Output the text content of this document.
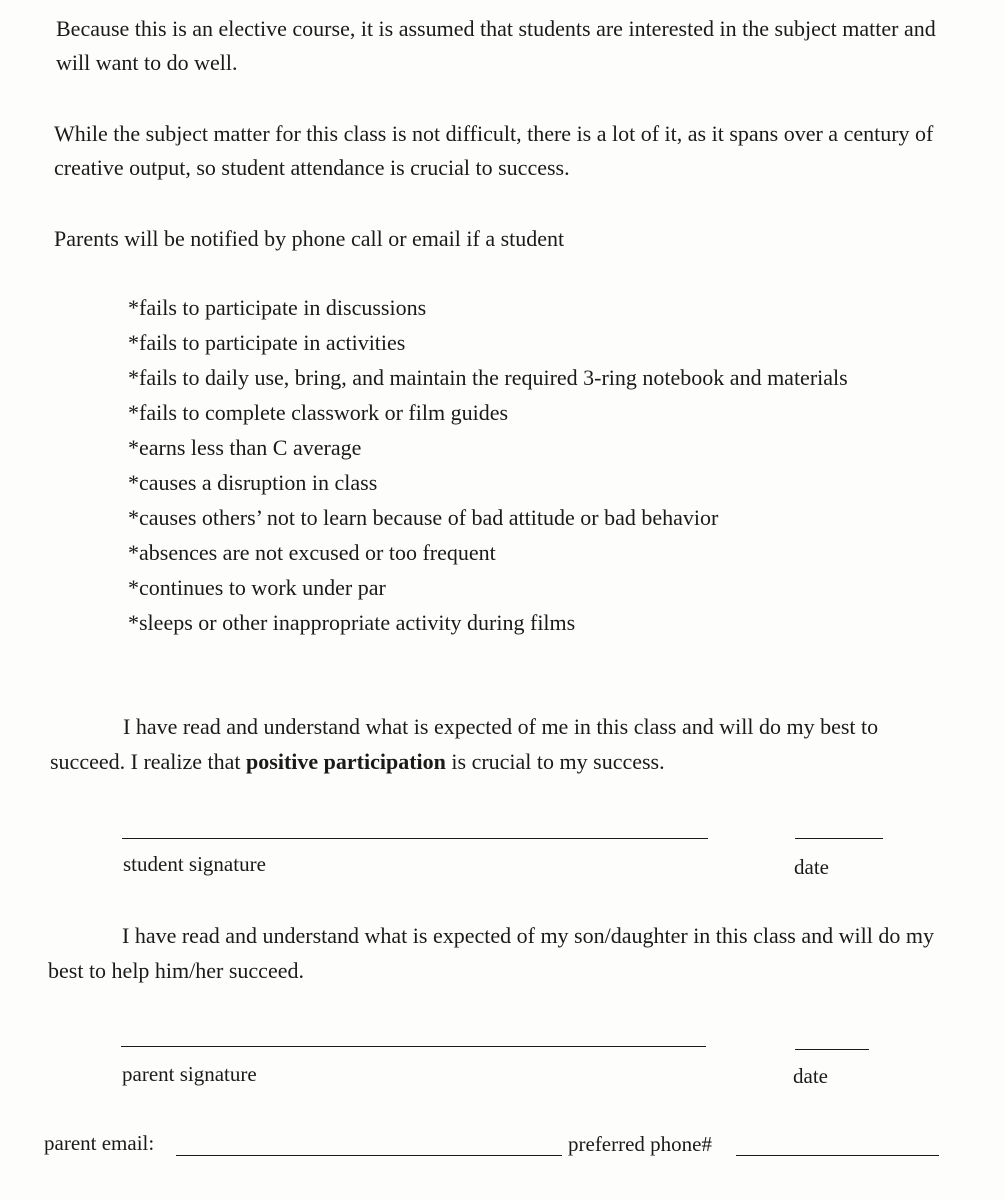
Because this is an elective course, it is assumed that students are interested in the subject matter and will want to do well.

While the subject matter for this class is not difficult, there is a lot of it, as it spans over a century of creative output, so student attendance is crucial to success.

Parents will be notified by phone call or email if a student

*fails to participate in discussions
*fails to participate in activities
*fails to daily use, bring, and maintain the required 3-ring notebook and materials
*fails to complete classwork or film guides
*earns less than C average
*causes a disruption in class
*causes others’ not to learn because of bad attitude or bad behavior
*absences are not excused or too frequent
*continues to work under par
*sleeps or other inappropriate activity during films

I have read and understand what is expected of me in this class and will do my best to succeed. I realize that positive participation is crucial to my success.

student signature	date

I have read and understand what is expected of my son/daughter in this class and will do my best to help him/her succeed.

parent signature	date

parent email:	preferred phone#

# [Exercise task]
Pictures in the records must not appear in the copy; transcribe everything else precisely.

# [Answer for this exercise]
Output the text content of this document.
Because this is an elective course, it is assumed that students are interested in the subject matter and will want to do well.

While the subject matter for this class is not difficult, there is a lot of it, as it spans over a century of creative output, so student attendance is crucial to success.

Parents will be notified by phone call or email if a student

*fails to participate in discussions
*fails to participate in activities
*fails to daily use, bring, and maintain the required 3-ring notebook and materials
*fails to complete classwork or film guides
*earns less than C average
*causes a disruption in class
*causes others’ not to learn because of bad attitude or bad behavior
*absences are not excused or too frequent
*continues to work under par
*sleeps or other inappropriate activity during films

I have read and understand what is expected of me in this class and will do my best to succeed. I realize that positive participation is crucial to my success.

student signature	date

I have read and understand what is expected of my son/daughter in this class and will do my best to help him/her succeed.

parent signature	date

parent email:	preferred phone#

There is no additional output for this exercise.